What you will do
Find all lines in the records that include the word "text", and copy them out.

Information provided

◇ ◇ ◇ ◇

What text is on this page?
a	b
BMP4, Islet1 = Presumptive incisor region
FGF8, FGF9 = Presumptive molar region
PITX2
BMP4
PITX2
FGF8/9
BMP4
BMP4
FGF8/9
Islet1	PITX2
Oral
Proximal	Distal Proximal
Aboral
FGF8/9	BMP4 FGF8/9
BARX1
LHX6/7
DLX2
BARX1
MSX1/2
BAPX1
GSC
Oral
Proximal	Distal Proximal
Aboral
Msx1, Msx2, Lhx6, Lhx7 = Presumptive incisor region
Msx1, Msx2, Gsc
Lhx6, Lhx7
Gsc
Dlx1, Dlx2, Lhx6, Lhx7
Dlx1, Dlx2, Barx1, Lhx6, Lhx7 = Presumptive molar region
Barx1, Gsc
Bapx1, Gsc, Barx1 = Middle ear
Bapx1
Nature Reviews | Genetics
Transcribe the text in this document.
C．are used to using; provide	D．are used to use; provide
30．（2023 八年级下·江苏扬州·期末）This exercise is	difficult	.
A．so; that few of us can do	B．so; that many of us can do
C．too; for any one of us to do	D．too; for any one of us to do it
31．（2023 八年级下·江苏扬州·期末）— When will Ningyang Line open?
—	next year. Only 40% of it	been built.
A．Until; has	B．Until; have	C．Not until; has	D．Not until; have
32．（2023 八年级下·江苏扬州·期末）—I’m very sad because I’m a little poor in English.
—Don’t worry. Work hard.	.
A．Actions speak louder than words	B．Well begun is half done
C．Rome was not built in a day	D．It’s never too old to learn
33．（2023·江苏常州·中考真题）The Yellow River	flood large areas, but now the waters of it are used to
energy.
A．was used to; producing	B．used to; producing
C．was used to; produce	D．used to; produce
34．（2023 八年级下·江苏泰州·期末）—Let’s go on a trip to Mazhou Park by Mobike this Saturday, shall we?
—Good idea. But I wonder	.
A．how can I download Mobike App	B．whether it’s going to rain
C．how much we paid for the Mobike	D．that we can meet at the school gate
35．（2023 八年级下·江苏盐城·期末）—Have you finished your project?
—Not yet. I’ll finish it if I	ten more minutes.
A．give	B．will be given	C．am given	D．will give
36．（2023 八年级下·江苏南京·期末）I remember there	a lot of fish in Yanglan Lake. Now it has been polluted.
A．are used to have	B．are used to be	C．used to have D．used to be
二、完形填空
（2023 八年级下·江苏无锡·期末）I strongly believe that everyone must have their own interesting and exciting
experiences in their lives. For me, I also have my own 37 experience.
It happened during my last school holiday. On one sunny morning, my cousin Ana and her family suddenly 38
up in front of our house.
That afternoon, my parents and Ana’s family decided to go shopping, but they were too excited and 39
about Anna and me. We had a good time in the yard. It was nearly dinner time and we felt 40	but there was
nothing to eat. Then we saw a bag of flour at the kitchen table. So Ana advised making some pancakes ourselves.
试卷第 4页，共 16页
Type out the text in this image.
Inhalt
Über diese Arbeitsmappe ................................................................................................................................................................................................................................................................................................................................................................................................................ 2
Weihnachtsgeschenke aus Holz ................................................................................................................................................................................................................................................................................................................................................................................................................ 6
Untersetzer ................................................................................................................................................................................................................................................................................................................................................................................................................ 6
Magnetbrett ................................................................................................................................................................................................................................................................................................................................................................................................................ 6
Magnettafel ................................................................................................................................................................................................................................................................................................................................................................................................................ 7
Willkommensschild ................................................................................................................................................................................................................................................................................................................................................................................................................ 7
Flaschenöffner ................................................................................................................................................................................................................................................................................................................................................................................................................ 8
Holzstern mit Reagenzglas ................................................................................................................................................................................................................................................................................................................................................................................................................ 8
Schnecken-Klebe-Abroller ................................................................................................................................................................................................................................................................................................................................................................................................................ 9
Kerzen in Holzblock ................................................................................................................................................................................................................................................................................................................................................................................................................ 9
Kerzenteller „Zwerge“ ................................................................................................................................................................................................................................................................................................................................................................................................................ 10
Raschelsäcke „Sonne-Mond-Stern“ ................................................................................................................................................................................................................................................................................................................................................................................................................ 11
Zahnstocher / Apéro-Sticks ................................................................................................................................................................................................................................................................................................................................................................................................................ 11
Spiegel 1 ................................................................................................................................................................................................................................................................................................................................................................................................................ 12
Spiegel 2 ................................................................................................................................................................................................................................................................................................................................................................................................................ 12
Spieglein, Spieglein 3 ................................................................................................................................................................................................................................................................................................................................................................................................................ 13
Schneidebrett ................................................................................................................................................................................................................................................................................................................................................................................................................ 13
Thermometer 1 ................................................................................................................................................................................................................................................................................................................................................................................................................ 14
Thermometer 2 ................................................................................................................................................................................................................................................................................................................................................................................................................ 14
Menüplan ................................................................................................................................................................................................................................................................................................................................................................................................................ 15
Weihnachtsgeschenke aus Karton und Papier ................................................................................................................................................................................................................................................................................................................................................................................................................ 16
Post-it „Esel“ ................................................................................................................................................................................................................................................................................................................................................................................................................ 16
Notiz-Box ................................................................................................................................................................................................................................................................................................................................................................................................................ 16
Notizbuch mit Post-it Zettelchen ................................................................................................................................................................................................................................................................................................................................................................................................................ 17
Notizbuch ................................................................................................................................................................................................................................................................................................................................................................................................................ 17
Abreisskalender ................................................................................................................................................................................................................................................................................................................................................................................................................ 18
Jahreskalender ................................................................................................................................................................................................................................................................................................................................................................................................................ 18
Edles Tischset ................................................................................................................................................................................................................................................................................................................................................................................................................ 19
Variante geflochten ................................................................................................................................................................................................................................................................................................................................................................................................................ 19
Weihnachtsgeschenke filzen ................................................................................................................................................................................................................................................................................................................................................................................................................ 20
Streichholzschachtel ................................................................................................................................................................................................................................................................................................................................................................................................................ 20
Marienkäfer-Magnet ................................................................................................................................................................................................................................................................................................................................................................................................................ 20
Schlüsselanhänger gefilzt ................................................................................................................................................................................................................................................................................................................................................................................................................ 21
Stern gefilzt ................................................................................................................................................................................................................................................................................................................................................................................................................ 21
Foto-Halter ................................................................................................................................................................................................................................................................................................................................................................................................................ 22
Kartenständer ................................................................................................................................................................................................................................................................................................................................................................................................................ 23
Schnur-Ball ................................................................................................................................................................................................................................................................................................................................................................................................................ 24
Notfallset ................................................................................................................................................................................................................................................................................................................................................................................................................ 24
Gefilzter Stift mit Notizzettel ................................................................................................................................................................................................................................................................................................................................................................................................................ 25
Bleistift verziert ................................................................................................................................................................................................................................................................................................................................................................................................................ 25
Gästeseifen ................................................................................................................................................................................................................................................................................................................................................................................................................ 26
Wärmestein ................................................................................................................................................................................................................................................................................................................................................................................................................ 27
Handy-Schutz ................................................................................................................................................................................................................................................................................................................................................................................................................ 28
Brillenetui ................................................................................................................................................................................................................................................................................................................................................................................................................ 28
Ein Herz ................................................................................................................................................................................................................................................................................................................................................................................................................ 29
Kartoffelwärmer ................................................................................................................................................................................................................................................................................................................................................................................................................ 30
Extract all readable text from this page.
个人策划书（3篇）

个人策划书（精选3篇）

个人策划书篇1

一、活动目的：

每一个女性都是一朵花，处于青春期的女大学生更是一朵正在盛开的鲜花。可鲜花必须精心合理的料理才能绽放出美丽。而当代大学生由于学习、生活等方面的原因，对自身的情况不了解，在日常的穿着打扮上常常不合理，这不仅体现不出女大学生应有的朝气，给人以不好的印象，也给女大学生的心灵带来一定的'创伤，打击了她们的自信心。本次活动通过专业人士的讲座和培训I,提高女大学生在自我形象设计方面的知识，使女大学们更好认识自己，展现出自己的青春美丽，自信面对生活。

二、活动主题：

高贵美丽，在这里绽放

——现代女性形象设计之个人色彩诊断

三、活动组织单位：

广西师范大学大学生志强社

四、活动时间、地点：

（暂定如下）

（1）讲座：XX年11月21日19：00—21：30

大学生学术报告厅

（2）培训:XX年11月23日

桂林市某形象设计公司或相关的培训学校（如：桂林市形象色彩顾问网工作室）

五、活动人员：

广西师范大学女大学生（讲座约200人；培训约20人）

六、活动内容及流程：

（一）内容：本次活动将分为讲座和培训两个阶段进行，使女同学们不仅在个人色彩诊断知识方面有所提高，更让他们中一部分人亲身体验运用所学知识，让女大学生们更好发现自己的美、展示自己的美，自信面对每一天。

◇ ◇ ◇ ◇

Reply
What text is on this page?
Transcribe the text in this document.
Type out the text in this image.
Extract all readable text from this page.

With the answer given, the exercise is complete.